▸ **Exercise**: Every entry that follows needs to be repeated exactly.

--------

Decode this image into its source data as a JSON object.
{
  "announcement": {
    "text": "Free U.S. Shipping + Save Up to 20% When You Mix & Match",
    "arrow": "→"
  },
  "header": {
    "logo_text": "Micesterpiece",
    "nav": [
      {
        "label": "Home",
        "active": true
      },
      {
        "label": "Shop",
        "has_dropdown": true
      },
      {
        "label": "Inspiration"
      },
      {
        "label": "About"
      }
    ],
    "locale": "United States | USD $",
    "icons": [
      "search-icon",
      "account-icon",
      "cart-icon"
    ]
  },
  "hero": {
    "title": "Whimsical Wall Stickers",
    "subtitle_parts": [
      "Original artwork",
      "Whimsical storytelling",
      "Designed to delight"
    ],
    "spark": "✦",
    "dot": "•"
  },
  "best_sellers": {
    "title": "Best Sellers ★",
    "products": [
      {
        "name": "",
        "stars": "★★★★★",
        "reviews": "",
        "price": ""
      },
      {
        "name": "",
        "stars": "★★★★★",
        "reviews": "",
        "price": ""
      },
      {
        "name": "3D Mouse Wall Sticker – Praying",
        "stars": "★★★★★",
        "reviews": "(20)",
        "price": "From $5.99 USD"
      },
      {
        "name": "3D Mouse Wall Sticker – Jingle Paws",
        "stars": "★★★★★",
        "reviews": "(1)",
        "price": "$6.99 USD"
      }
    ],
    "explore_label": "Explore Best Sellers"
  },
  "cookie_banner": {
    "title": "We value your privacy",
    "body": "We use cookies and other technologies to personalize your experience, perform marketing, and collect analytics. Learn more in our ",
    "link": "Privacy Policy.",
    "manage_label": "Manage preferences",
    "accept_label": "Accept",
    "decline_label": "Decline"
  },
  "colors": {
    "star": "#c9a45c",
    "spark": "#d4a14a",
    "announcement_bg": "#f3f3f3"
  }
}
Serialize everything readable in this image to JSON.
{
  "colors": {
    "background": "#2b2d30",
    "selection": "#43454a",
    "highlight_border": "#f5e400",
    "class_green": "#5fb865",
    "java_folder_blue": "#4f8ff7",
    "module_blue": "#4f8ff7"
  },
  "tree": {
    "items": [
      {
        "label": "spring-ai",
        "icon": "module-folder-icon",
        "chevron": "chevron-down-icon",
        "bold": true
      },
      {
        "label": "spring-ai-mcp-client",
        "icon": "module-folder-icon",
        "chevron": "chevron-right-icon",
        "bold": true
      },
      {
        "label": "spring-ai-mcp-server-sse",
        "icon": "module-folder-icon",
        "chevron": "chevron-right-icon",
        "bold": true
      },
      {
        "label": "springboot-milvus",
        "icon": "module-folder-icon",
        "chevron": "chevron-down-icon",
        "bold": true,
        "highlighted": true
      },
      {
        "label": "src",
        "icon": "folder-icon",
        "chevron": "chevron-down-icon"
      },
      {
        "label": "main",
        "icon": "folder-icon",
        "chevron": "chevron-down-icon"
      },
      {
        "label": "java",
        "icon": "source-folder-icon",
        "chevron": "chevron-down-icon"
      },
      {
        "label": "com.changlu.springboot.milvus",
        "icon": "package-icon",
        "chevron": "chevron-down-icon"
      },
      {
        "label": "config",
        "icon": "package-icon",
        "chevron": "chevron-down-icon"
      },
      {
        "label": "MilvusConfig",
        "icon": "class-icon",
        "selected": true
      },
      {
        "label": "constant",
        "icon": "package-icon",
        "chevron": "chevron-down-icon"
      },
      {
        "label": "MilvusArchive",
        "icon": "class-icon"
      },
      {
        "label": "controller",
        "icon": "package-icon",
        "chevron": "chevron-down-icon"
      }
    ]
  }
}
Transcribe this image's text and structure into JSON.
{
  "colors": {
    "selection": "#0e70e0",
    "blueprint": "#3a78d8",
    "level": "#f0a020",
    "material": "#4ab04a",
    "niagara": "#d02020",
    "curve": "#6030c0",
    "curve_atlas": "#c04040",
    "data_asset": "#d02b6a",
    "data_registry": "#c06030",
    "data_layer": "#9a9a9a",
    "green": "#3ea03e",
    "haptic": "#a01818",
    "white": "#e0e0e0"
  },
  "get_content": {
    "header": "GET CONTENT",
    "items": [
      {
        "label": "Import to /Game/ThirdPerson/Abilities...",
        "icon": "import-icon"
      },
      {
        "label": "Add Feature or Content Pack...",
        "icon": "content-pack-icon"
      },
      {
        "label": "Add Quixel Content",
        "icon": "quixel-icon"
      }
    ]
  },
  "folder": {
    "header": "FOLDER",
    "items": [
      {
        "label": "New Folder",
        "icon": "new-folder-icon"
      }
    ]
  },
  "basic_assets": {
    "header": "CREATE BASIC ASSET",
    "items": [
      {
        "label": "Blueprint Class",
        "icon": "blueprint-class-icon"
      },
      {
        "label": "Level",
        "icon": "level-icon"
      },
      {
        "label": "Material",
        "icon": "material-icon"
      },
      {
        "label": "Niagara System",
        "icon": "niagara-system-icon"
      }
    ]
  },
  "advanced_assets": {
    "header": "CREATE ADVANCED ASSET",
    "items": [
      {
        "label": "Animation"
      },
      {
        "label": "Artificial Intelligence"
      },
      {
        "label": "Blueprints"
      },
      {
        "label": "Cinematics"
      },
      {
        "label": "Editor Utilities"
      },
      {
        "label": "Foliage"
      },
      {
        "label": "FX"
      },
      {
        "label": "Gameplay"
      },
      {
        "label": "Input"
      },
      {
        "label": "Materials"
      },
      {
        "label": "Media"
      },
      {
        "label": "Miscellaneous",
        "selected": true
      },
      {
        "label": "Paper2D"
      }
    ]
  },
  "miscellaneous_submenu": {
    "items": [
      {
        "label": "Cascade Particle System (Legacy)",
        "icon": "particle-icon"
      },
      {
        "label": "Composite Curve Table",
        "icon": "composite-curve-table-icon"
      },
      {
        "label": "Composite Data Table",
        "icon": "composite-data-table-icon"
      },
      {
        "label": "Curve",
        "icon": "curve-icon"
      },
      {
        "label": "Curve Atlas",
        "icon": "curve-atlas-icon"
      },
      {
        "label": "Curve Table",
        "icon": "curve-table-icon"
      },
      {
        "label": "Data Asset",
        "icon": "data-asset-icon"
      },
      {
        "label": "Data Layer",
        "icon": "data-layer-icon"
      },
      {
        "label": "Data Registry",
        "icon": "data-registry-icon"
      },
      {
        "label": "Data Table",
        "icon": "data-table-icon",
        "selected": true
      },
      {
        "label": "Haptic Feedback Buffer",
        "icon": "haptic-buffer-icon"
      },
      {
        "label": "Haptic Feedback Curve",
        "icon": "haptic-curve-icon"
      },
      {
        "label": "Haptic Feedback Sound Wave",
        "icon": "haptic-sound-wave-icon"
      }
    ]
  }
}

--------

▸ **Result for this exercise**:
Decode this image into its source data as a JSON object.
{
  "announcement": {
    "text": "Free U.S. Shipping + Save Up to 20% When You Mix & Match",
    "arrow": "→"
  },
  "header": {
    "logo_text": "Micesterpiece",
    "nav": [
      {
        "label": "Home",
        "active": true
      },
      {
        "label": "Shop",
        "has_dropdown": true
      },
      {
        "label": "Inspiration"
      },
      {
        "label": "About"
      }
    ],
    "locale": "United States | USD $",
    "icons": [
      "search-icon",
      "account-icon",
      "cart-icon"
    ]
  },
  "hero": {
    "title": "Whimsical Wall Stickers",
    "subtitle_parts": [
      "Original artwork",
      "Whimsical storytelling",
      "Designed to delight"
    ],
    "spark": "✦",
    "dot": "•"
  },
  "best_sellers": {
    "title": "Best Sellers ★",
    "products": [
      {
        "name": "",
        "stars": "★★★★★",
        "reviews": "",
        "price": ""
      },
      {
        "name": "",
        "stars": "★★★★★",
        "reviews": "",
        "price": ""
      },
      {
        "name": "3D Mouse Wall Sticker – Praying",
        "stars": "★★★★★",
        "reviews": "(20)",
        "price": "From $5.99 USD"
      },
      {
        "name": "3D Mouse Wall Sticker – Jingle Paws",
        "stars": "★★★★★",
        "reviews": "(1)",
        "price": "$6.99 USD"
      }
    ],
    "explore_label": "Explore Best Sellers"
  },
  "cookie_banner": {
    "title": "We value your privacy",
    "body": "We use cookies and other technologies to personalize your experience, perform marketing, and collect analytics. Learn more in our ",
    "link": "Privacy Policy.",
    "manage_label": "Manage preferences",
    "accept_label": "Accept",
    "decline_label": "Decline"
  },
  "colors": {
    "star": "#c9a45c",
    "spark": "#d4a14a",
    "announcement_bg": "#f3f3f3"
  }
}
Serialize everything readable in this image to JSON.
{
  "colors": {
    "background": "#2b2d30",
    "selection": "#43454a",
    "highlight_border": "#f5e400",
    "class_green": "#5fb865",
    "java_folder_blue": "#4f8ff7",
    "module_blue": "#4f8ff7"
  },
  "tree": {
    "items": [
      {
        "label": "spring-ai",
        "icon": "module-folder-icon",
        "chevron": "chevron-down-icon",
        "bold": true
      },
      {
        "label": "spring-ai-mcp-client",
        "icon": "module-folder-icon",
        "chevron": "chevron-right-icon",
        "bold": true
      },
      {
        "label": "spring-ai-mcp-server-sse",
        "icon": "module-folder-icon",
        "chevron": "chevron-right-icon",
        "bold": true
      },
      {
        "label": "springboot-milvus",
        "icon": "module-folder-icon",
        "chevron": "chevron-down-icon",
        "bold": true,
        "highlighted": true
      },
      {
        "label": "src",
        "icon": "folder-icon",
        "chevron": "chevron-down-icon"
      },
      {
        "label": "main",
        "icon": "folder-icon",
        "chevron": "chevron-down-icon"
      },
      {
        "label": "java",
        "icon": "source-folder-icon",
        "chevron": "chevron-down-icon"
      },
      {
        "label": "com.changlu.springboot.milvus",
        "icon": "package-icon",
        "chevron": "chevron-down-icon"
      },
      {
        "label": "config",
        "icon": "package-icon",
        "chevron": "chevron-down-icon"
      },
      {
        "label": "MilvusConfig",
        "icon": "class-icon",
        "selected": true
      },
      {
        "label": "constant",
        "icon": "package-icon",
        "chevron": "chevron-down-icon"
      },
      {
        "label": "MilvusArchive",
        "icon": "class-icon"
      },
      {
        "label": "controller",
        "icon": "package-icon",
        "chevron": "chevron-down-icon"
      }
    ]
  }
}
Transcribe this image's text and structure into JSON.
{
  "colors": {
    "selection": "#0e70e0",
    "blueprint": "#3a78d8",
    "level": "#f0a020",
    "material": "#4ab04a",
    "niagara": "#d02020",
    "curve": "#6030c0",
    "curve_atlas": "#c04040",
    "data_asset": "#d02b6a",
    "data_registry": "#c06030",
    "data_layer": "#9a9a9a",
    "green": "#3ea03e",
    "haptic": "#a01818",
    "white": "#e0e0e0"
  },
  "get_content": {
    "header": "GET CONTENT",
    "items": [
      {
        "label": "Import to /Game/ThirdPerson/Abilities...",
        "icon": "import-icon"
      },
      {
        "label": "Add Feature or Content Pack...",
        "icon": "content-pack-icon"
      },
      {
        "label": "Add Quixel Content",
        "icon": "quixel-icon"
      }
    ]
  },
  "folder": {
    "header": "FOLDER",
    "items": [
      {
        "label": "New Folder",
        "icon": "new-folder-icon"
      }
    ]
  },
  "basic_assets": {
    "header": "CREATE BASIC ASSET",
    "items": [
      {
        "label": "Blueprint Class",
        "icon": "blueprint-class-icon"
      },
      {
        "label": "Level",
        "icon": "level-icon"
      },
      {
        "label": "Material",
        "icon": "material-icon"
      },
      {
        "label": "Niagara System",
        "icon": "niagara-system-icon"
      }
    ]
  },
  "advanced_assets": {
    "header": "CREATE ADVANCED ASSET",
    "items": [
      {
        "label": "Animation"
      },
      {
        "label": "Artificial Intelligence"
      },
      {
        "label": "Blueprints"
      },
      {
        "label": "Cinematics"
      },
      {
        "label": "Editor Utilities"
      },
      {
        "label": "Foliage"
      },
      {
        "label": "FX"
      },
      {
        "label": "Gameplay"
      },
      {
        "label": "Input"
      },
      {
        "label": "Materials"
      },
      {
        "label": "Media"
      },
      {
        "label": "Miscellaneous",
        "selected": true
      },
      {
        "label": "Paper2D"
      }
    ]
  },
  "miscellaneous_submenu": {
    "items": [
      {
        "label": "Cascade Particle System (Legacy)",
        "icon": "particle-icon"
      },
      {
        "label": "Composite Curve Table",
        "icon": "composite-curve-table-icon"
      },
      {
        "label": "Composite Data Table",
        "icon": "composite-data-table-icon"
      },
      {
        "label": "Curve",
        "icon": "curve-icon"
      },
      {
        "label": "Curve Atlas",
        "icon": "curve-atlas-icon"
      },
      {
        "label": "Curve Table",
        "icon": "curve-table-icon"
      },
      {
        "label": "Data Asset",
        "icon": "data-asset-icon"
      },
      {
        "label": "Data Layer",
        "icon": "data-layer-icon"
      },
      {
        "label": "Data Registry",
        "icon": "data-registry-icon"
      },
      {
        "label": "Data Table",
        "icon": "data-table-icon",
        "selected": true
      },
      {
        "label": "Haptic Feedback Buffer",
        "icon": "haptic-buffer-icon"
      },
      {
        "label": "Haptic Feedback Curve",
        "icon": "haptic-curve-icon"
      },
      {
        "label": "Haptic Feedback Sound Wave",
        "icon": "haptic-sound-wave-icon"
      }
    ]
  }
}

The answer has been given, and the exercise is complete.